##### SOURCE RECORDS
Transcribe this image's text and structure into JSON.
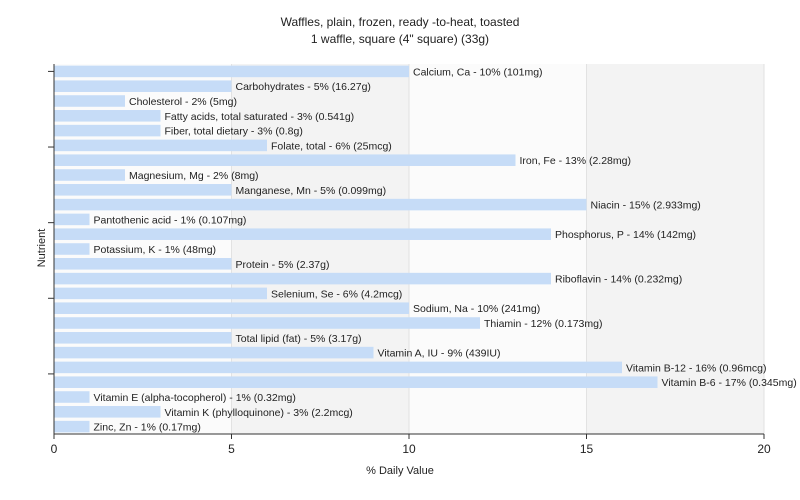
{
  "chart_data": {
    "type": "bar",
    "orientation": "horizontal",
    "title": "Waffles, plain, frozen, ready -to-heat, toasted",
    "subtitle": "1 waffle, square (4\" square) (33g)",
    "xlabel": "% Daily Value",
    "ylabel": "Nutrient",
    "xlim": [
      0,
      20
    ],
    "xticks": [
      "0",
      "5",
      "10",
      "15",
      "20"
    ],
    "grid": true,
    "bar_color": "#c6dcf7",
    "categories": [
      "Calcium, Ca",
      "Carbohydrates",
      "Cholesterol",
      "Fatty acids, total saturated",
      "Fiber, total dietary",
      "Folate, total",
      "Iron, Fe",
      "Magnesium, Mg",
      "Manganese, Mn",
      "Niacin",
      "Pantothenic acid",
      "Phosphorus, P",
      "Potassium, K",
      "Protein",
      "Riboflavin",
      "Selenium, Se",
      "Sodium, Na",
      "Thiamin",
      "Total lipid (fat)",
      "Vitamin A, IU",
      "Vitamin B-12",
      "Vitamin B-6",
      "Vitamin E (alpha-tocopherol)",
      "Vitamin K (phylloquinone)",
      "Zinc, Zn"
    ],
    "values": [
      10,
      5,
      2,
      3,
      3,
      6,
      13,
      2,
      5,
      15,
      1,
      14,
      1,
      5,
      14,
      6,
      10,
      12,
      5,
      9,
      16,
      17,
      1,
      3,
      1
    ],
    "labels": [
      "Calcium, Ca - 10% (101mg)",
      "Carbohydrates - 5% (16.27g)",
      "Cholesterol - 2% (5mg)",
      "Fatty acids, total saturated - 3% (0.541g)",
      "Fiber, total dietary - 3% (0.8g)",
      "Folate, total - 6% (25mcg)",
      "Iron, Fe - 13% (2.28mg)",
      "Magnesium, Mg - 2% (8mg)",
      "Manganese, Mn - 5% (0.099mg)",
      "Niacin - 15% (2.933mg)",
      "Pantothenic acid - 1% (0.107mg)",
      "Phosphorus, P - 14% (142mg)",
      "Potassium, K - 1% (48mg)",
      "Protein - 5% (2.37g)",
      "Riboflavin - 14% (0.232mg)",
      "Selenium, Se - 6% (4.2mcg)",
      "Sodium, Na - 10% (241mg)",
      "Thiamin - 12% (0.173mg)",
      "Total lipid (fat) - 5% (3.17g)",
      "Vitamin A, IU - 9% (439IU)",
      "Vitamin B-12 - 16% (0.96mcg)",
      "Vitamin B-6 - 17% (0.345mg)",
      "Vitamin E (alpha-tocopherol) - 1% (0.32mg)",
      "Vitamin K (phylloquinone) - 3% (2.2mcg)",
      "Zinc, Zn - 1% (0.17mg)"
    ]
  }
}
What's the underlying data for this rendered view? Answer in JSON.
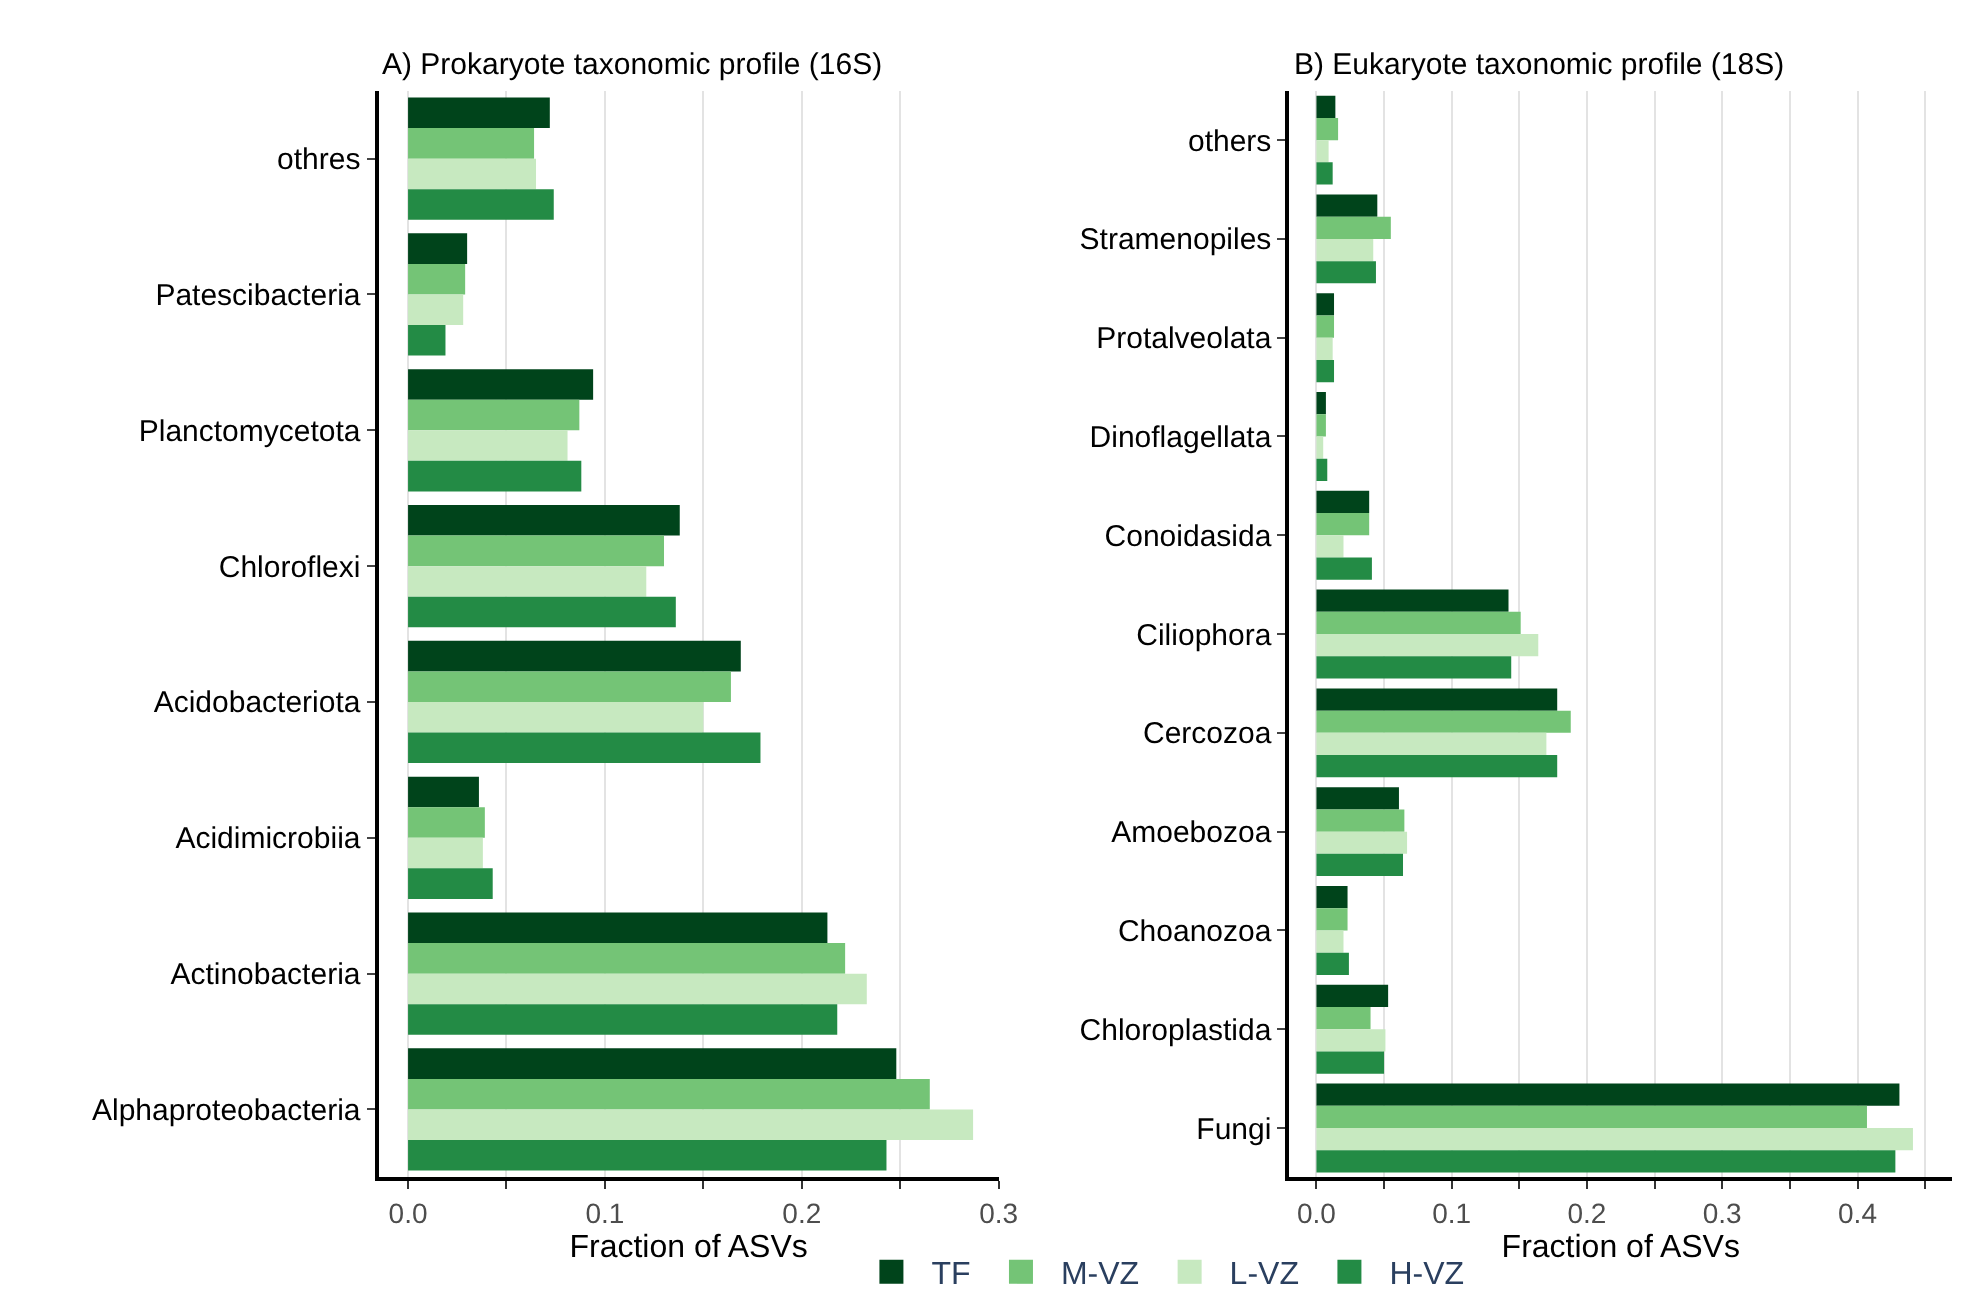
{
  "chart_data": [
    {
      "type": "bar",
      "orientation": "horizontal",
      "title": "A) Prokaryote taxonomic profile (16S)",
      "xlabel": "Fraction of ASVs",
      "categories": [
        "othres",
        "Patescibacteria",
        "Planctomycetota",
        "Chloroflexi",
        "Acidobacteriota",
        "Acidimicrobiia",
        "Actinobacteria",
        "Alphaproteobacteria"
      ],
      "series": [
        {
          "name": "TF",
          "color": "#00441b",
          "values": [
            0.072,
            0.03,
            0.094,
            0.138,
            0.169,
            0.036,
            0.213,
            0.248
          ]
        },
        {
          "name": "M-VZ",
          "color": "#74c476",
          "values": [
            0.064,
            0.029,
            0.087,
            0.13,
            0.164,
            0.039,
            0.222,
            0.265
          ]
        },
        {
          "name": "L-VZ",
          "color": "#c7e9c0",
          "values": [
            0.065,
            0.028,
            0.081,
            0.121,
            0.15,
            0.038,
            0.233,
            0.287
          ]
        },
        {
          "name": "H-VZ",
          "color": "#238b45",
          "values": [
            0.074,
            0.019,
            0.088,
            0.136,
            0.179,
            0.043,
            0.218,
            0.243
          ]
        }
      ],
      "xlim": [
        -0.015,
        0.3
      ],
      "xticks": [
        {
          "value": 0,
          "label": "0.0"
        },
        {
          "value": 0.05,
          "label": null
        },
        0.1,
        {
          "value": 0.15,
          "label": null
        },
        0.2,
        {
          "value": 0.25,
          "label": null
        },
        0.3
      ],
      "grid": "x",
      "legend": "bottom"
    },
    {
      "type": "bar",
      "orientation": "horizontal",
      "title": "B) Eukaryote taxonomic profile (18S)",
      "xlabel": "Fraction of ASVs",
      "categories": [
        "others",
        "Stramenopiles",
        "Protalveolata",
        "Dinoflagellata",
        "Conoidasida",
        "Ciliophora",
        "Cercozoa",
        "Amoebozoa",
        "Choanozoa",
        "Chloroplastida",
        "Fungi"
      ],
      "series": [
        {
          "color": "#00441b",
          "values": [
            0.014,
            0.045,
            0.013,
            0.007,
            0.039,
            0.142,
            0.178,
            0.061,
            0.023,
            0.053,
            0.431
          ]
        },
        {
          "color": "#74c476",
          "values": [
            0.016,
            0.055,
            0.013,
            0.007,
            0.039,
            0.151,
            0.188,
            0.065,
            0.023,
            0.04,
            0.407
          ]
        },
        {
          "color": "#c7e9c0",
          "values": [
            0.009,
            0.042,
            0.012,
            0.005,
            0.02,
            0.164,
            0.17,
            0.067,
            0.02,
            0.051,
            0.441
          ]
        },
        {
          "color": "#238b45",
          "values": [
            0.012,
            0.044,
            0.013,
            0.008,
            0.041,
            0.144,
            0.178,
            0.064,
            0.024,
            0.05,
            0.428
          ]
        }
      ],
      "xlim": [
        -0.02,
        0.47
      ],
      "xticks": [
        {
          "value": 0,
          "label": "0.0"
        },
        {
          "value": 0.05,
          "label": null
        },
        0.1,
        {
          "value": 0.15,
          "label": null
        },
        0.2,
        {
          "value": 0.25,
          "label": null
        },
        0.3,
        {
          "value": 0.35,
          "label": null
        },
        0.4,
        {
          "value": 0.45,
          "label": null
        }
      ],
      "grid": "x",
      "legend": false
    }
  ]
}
##########
**ACTIVITY**
A word-for-word copy of the records is required. Leave out every picture.

**ANSWER BELOW**
Transcribe this image's text and structure into JSON.
{
  "chart_data": {
    "type": "bar",
    "orientation": "horizontal",
    "title": "Waffles, plain, frozen, ready -to-heat, toasted",
    "subtitle": "1 waffle, square (4\" square) (33g)",
    "xlabel": "% Daily Value",
    "ylabel": "Nutrient",
    "xlim": [
      0,
      20
    ],
    "xticks": [
      "0",
      "5",
      "10",
      "15",
      "20"
    ],
    "grid": true,
    "bar_color": "#c6dcf7",
    "categories": [
      "Calcium, Ca",
      "Carbohydrates",
      "Cholesterol",
      "Fatty acids, total saturated",
      "Fiber, total dietary",
      "Folate, total",
      "Iron, Fe",
      "Magnesium, Mg",
      "Manganese, Mn",
      "Niacin",
      "Pantothenic acid",
      "Phosphorus, P",
      "Potassium, K",
      "Protein",
      "Riboflavin",
      "Selenium, Se",
      "Sodium, Na",
      "Thiamin",
      "Total lipid (fat)",
      "Vitamin A, IU",
      "Vitamin B-12",
      "Vitamin B-6",
      "Vitamin E (alpha-tocopherol)",
      "Vitamin K (phylloquinone)",
      "Zinc, Zn"
    ],
    "values": [
      10,
      5,
      2,
      3,
      3,
      6,
      13,
      2,
      5,
      15,
      1,
      14,
      1,
      5,
      14,
      6,
      10,
      12,
      5,
      9,
      16,
      17,
      1,
      3,
      1
    ],
    "labels": [
      "Calcium, Ca - 10% (101mg)",
      "Carbohydrates - 5% (16.27g)",
      "Cholesterol - 2% (5mg)",
      "Fatty acids, total saturated - 3% (0.541g)",
      "Fiber, total dietary - 3% (0.8g)",
      "Folate, total - 6% (25mcg)",
      "Iron, Fe - 13% (2.28mg)",
      "Magnesium, Mg - 2% (8mg)",
      "Manganese, Mn - 5% (0.099mg)",
      "Niacin - 15% (2.933mg)",
      "Pantothenic acid - 1% (0.107mg)",
      "Phosphorus, P - 14% (142mg)",
      "Potassium, K - 1% (48mg)",
      "Protein - 5% (2.37g)",
      "Riboflavin - 14% (0.232mg)",
      "Selenium, Se - 6% (4.2mcg)",
      "Sodium, Na - 10% (241mg)",
      "Thiamin - 12% (0.173mg)",
      "Total lipid (fat) - 5% (3.17g)",
      "Vitamin A, IU - 9% (439IU)",
      "Vitamin B-12 - 16% (0.96mcg)",
      "Vitamin B-6 - 17% (0.345mg)",
      "Vitamin E (alpha-tocopherol) - 1% (0.32mg)",
      "Vitamin K (phylloquinone) - 3% (2.2mcg)",
      "Zinc, Zn - 1% (0.17mg)"
    ]
  }
}
What's the underlying data for this rendered view? Answer in JSON.
{
  "chart_data": [
    {
      "type": "bar",
      "orientation": "horizontal",
      "title": "A) Prokaryote taxonomic profile (16S)",
      "xlabel": "Fraction of ASVs",
      "categories": [
        "othres",
        "Patescibacteria",
        "Planctomycetota",
        "Chloroflexi",
        "Acidobacteriota",
        "Acidimicrobiia",
        "Actinobacteria",
        "Alphaproteobacteria"
      ],
      "series": [
        {
          "name": "TF",
          "color": "#00441b",
          "values": [
            0.072,
            0.03,
            0.094,
            0.138,
            0.169,
            0.036,
            0.213,
            0.248
          ]
        },
        {
          "name": "M-VZ",
          "color": "#74c476",
          "values": [
            0.064,
            0.029,
            0.087,
            0.13,
            0.164,
            0.039,
            0.222,
            0.265
          ]
        },
        {
          "name": "L-VZ",
          "color": "#c7e9c0",
          "values": [
            0.065,
            0.028,
            0.081,
            0.121,
            0.15,
            0.038,
            0.233,
            0.287
          ]
        },
        {
          "name": "H-VZ",
          "color": "#238b45",
          "values": [
            0.074,
            0.019,
            0.088,
            0.136,
            0.179,
            0.043,
            0.218,
            0.243
          ]
        }
      ],
      "xlim": [
        -0.015,
        0.3
      ],
      "xticks": [
        {
          "value": 0,
          "label": "0.0"
        },
        {
          "value": 0.05,
          "label": null
        },
        0.1,
        {
          "value": 0.15,
          "label": null
        },
        0.2,
        {
          "value": 0.25,
          "label": null
        },
        0.3
      ],
      "grid": "x",
      "legend": "bottom"
    },
    {
      "type": "bar",
      "orientation": "horizontal",
      "title": "B) Eukaryote taxonomic profile (18S)",
      "xlabel": "Fraction of ASVs",
      "categories": [
        "others",
        "Stramenopiles",
        "Protalveolata",
        "Dinoflagellata",
        "Conoidasida",
        "Ciliophora",
        "Cercozoa",
        "Amoebozoa",
        "Choanozoa",
        "Chloroplastida",
        "Fungi"
      ],
      "series": [
        {
          "color": "#00441b",
          "values": [
            0.014,
            0.045,
            0.013,
            0.007,
            0.039,
            0.142,
            0.178,
            0.061,
            0.023,
            0.053,
            0.431
          ]
        },
        {
          "color": "#74c476",
          "values": [
            0.016,
            0.055,
            0.013,
            0.007,
            0.039,
            0.151,
            0.188,
            0.065,
            0.023,
            0.04,
            0.407
          ]
        },
        {
          "color": "#c7e9c0",
          "values": [
            0.009,
            0.042,
            0.012,
            0.005,
            0.02,
            0.164,
            0.17,
            0.067,
            0.02,
            0.051,
            0.441
          ]
        },
        {
          "color": "#238b45",
          "values": [
            0.012,
            0.044,
            0.013,
            0.008,
            0.041,
            0.144,
            0.178,
            0.064,
            0.024,
            0.05,
            0.428
          ]
        }
      ],
      "xlim": [
        -0.02,
        0.47
      ],
      "xticks": [
        {
          "value": 0,
          "label": "0.0"
        },
        {
          "value": 0.05,
          "label": null
        },
        0.1,
        {
          "value": 0.15,
          "label": null
        },
        0.2,
        {
          "value": 0.25,
          "label": null
        },
        0.3,
        {
          "value": 0.35,
          "label": null
        },
        0.4,
        {
          "value": 0.45,
          "label": null
        }
      ],
      "grid": "x",
      "legend": false
    }
  ]
}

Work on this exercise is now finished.